=== Set task ===
Below are some records: retype them all exactly, but not the pictures.

[Extracted data entries]
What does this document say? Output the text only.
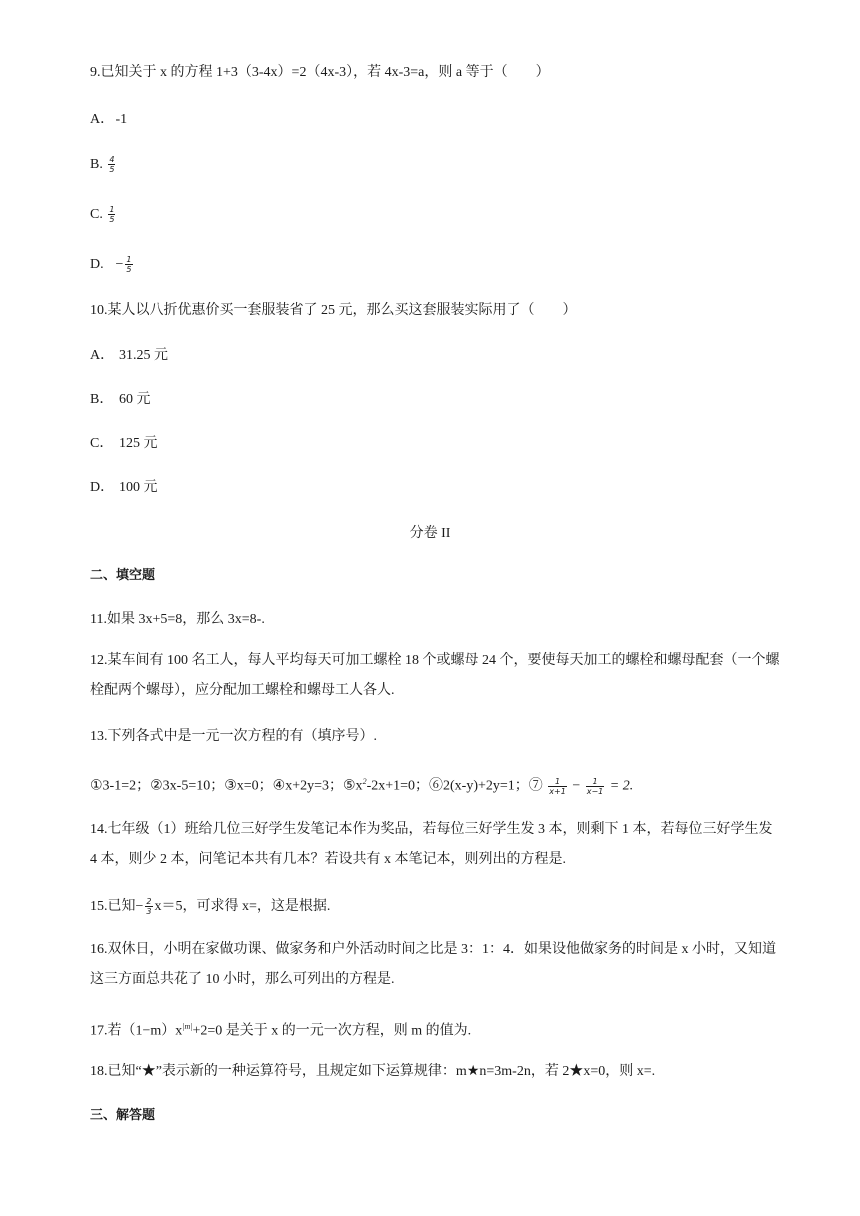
9.已知关于 x 的方程 1+3（3-4x）=2（4x-3），若 4x-3=a，则 a 等于（　　）
A． -1
B. $\frac{4}{5}$
C. $\frac{1}{5}$
D. − $\frac{1}{5}$
10.某人以八折优惠价买一套服装省了 25 元，那么买这套服装实际用了（　　）
A． 31.25 元
B． 60 元
C． 125 元
D． 100 元
分卷 II
二、填空题
11.如果 3x+5=8，那么 3x=8-.
12.某车间有 100 名工人，每人平均每天可加工螺栓 18 个或螺母 24 个，要使每天加工的螺栓和螺母配套（一个螺栓配两个螺母），应分配加工螺栓和螺母工人各人.
13.下列各式中是一元一次方程的有（填序号）.
①3-1=2；②3x-5=10；③x=0；④x+2y=3；$⑤x^2-2x+1=0$；⑥2(x-y)+2y=1；⑦ $\frac{1}{x+1} - \frac{1}{x-1} = 2$.
14.七年级（1）班给几位三好学生发笔记本作为奖品，若每位三好学生发 3 本，则剩下 1 本，若每位三好学生发 4 本，则少 2 本，问笔记本共有几本？若设共有 x 本笔记本，则列出的方程是.
15.已知− $\frac{2}{3} x=5$，可求得 x=，这是根据.
16.双休日，小明在家做功课、做家务和户外活动时间之比是 3：1：4．如果设他做家务的时间是 x 小时，又知道这三方面总共花了 10 小时，那么可列出的方程是.
17.若$(1-m)x^{|m|}+2=0$ 是关于 x 的一元一次方程，则 m 的值为.
18.已知“★”表示新的一种运算符号，且规定如下运算规律：m★n=3m-2n，若 2★x=0，则 x=.
三、解答题
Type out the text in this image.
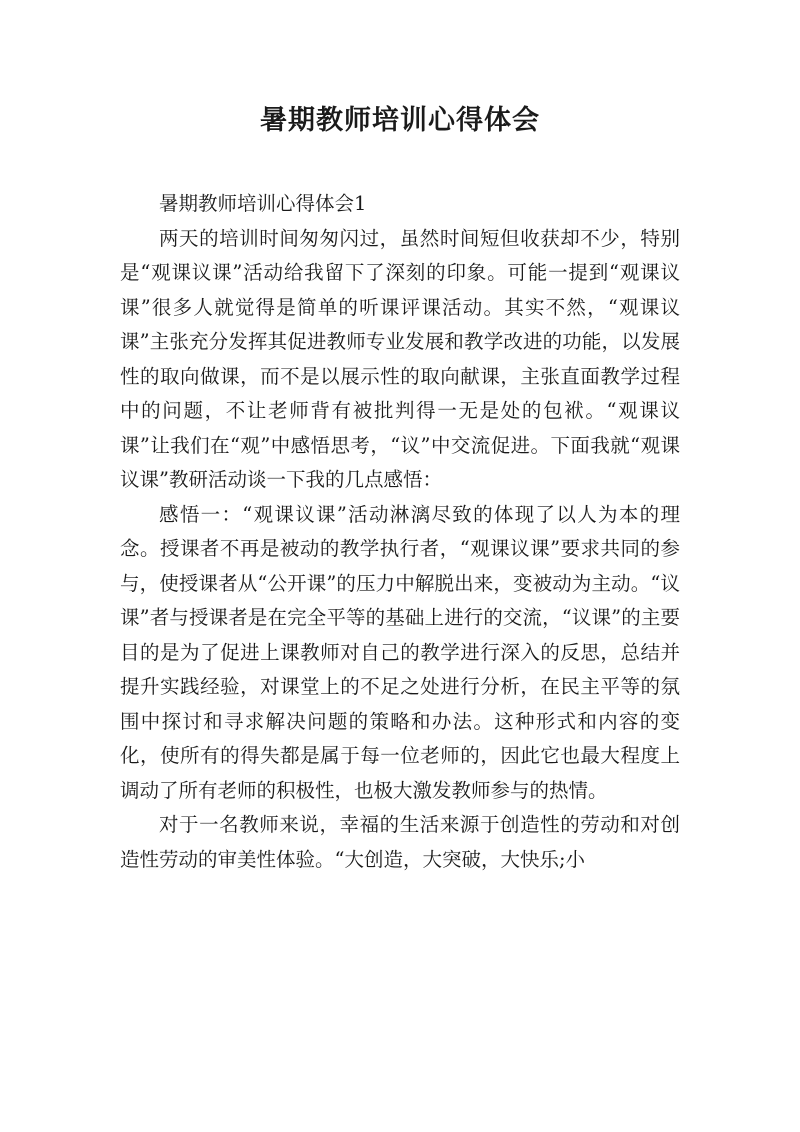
暑期教师培训心得体会

暑期教师培训心得体会1

两天的培训时间匆匆闪过，虽然时间短但收获却不少，特别是“观课议课”活动给我留下了深刻的印象。可能一提到“观课议课”很多人就觉得是简单的听课评课活动。其实不然，“观课议课”主张充分发挥其促进教师专业发展和教学改进的功能，以发展性的取向做课，而不是以展示性的取向献课，主张直面教学过程中的问题，不让老师背有被批判得一无是处的包袱。“观课议课”让我们在“观”中感悟思考，“议”中交流促进。下面我就“观课议课”教研活动谈一下我的几点感悟：

感悟一：“观课议课”活动淋漓尽致的体现了以人为本的理念。授课者不再是被动的教学执行者，“观课议课”要求共同的参与，使授课者从“公开课”的压力中解脱出来，变被动为主动。“议课”者与授课者是在完全平等的基础上进行的交流，“议课”的主要目的是为了促进上课教师对自己的教学进行深入的反思，总结并提升实践经验，对课堂上的不足之处进行分析，在民主平等的氛围中探讨和寻求解决问题的策略和办法。这种形式和内容的变化，使所有的得失都是属于每一位老师的，因此它也最大程度上调动了所有老师的积极性，也极大激发教师参与的热情。

对于一名教师来说，幸福的生活来源于创造性的劳动和对创造性劳动的审美性体验。“大创造，大突破，大快乐;小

=== Task solution ===
What does this document say? Output the text only.
9.已知关于 x 的方程 1+3（3-4x）=2（4x-3），若 4x-3=a，则 a 等于（　　）
A． -1
B. $\frac{4}{5}$
C. $\frac{1}{5}$
D. − $\frac{1}{5}$
10.某人以八折优惠价买一套服装省了 25 元，那么买这套服装实际用了（　　）
A． 31.25 元
B． 60 元
C． 125 元
D． 100 元
分卷 II
二、填空题
11.如果 3x+5=8，那么 3x=8-.
12.某车间有 100 名工人，每人平均每天可加工螺栓 18 个或螺母 24 个，要使每天加工的螺栓和螺母配套（一个螺栓配两个螺母），应分配加工螺栓和螺母工人各人.
13.下列各式中是一元一次方程的有（填序号）.
①3-1=2；②3x-5=10；③x=0；④x+2y=3；$⑤x^2-2x+1=0$；⑥2(x-y)+2y=1；⑦ $\frac{1}{x+1} - \frac{1}{x-1} = 2$.
14.七年级（1）班给几位三好学生发笔记本作为奖品，若每位三好学生发 3 本，则剩下 1 本，若每位三好学生发 4 本，则少 2 本，问笔记本共有几本？若设共有 x 本笔记本，则列出的方程是.
15.已知− $\frac{2}{3} x=5$，可求得 x=，这是根据.
16.双休日，小明在家做功课、做家务和户外活动时间之比是 3：1：4．如果设他做家务的时间是 x 小时，又知道这三方面总共花了 10 小时，那么可列出的方程是.
17.若$(1-m)x^{|m|}+2=0$ 是关于 x 的一元一次方程，则 m 的值为.
18.已知“★”表示新的一种运算符号，且规定如下运算规律：m★n=3m-2n，若 2★x=0，则 x=.
三、解答题
Type out the text in this image.
暑期教师培训心得体会

暑期教师培训心得体会1

两天的培训时间匆匆闪过，虽然时间短但收获却不少，特别是“观课议课”活动给我留下了深刻的印象。可能一提到“观课议课”很多人就觉得是简单的听课评课活动。其实不然，“观课议课”主张充分发挥其促进教师专业发展和教学改进的功能，以发展性的取向做课，而不是以展示性的取向献课，主张直面教学过程中的问题，不让老师背有被批判得一无是处的包袱。“观课议课”让我们在“观”中感悟思考，“议”中交流促进。下面我就“观课议课”教研活动谈一下我的几点感悟：

感悟一：“观课议课”活动淋漓尽致的体现了以人为本的理念。授课者不再是被动的教学执行者，“观课议课”要求共同的参与，使授课者从“公开课”的压力中解脱出来，变被动为主动。“议课”者与授课者是在完全平等的基础上进行的交流，“议课”的主要目的是为了促进上课教师对自己的教学进行深入的反思，总结并提升实践经验，对课堂上的不足之处进行分析，在民主平等的氛围中探讨和寻求解决问题的策略和办法。这种形式和内容的变化，使所有的得失都是属于每一位老师的，因此它也最大程度上调动了所有老师的积极性，也极大激发教师参与的热情。

对于一名教师来说，幸福的生活来源于创造性的劳动和对创造性劳动的审美性体验。“大创造，大突破，大快乐;小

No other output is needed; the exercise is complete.